═══ Provided records

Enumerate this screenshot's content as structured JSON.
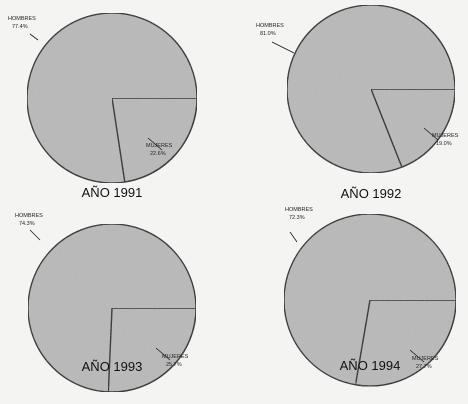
{
  "chart_data": [
    {
      "type": "pie",
      "title": "AÑO 1991",
      "categories": [
        "HOMBRES",
        "MUJERES"
      ],
      "values": [
        77.4,
        22.6
      ],
      "value_labels": [
        "77.4%",
        "22.6%"
      ]
    },
    {
      "type": "pie",
      "title": "AÑO 1992",
      "categories": [
        "HOMBRES",
        "MUJERES"
      ],
      "values": [
        81.0,
        19.0
      ],
      "value_labels": [
        "81.0%",
        "19.0%"
      ]
    },
    {
      "type": "pie",
      "title": "AÑO 1993",
      "categories": [
        "HOMBRES",
        "MUJERES"
      ],
      "values": [
        74.3,
        25.7
      ],
      "value_labels": [
        "74.3%",
        "25.7%"
      ]
    },
    {
      "type": "pie",
      "title": "AÑO 1994",
      "categories": [
        "HOMBRES",
        "MUJERES"
      ],
      "values": [
        72.3,
        27.7
      ],
      "value_labels": [
        "72.3%",
        "27.7%"
      ]
    }
  ],
  "colors": {
    "fill": "#b9b9b9",
    "stroke": "#1a1a1a"
  }
}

══════

Reproduce every record above exactly, but leave out the pictures.

__Response to this task__:
Enumerate this screenshot's content as structured JSON.
{
  "chart_data": [
    {
      "type": "pie",
      "title": "AÑO 1991",
      "categories": [
        "HOMBRES",
        "MUJERES"
      ],
      "values": [
        77.4,
        22.6
      ],
      "value_labels": [
        "77.4%",
        "22.6%"
      ]
    },
    {
      "type": "pie",
      "title": "AÑO 1992",
      "categories": [
        "HOMBRES",
        "MUJERES"
      ],
      "values": [
        81.0,
        19.0
      ],
      "value_labels": [
        "81.0%",
        "19.0%"
      ]
    },
    {
      "type": "pie",
      "title": "AÑO 1993",
      "categories": [
        "HOMBRES",
        "MUJERES"
      ],
      "values": [
        74.3,
        25.7
      ],
      "value_labels": [
        "74.3%",
        "25.7%"
      ]
    },
    {
      "type": "pie",
      "title": "AÑO 1994",
      "categories": [
        "HOMBRES",
        "MUJERES"
      ],
      "values": [
        72.3,
        27.7
      ],
      "value_labels": [
        "72.3%",
        "27.7%"
      ]
    }
  ],
  "colors": {
    "fill": "#b9b9b9",
    "stroke": "#1a1a1a"
  }
}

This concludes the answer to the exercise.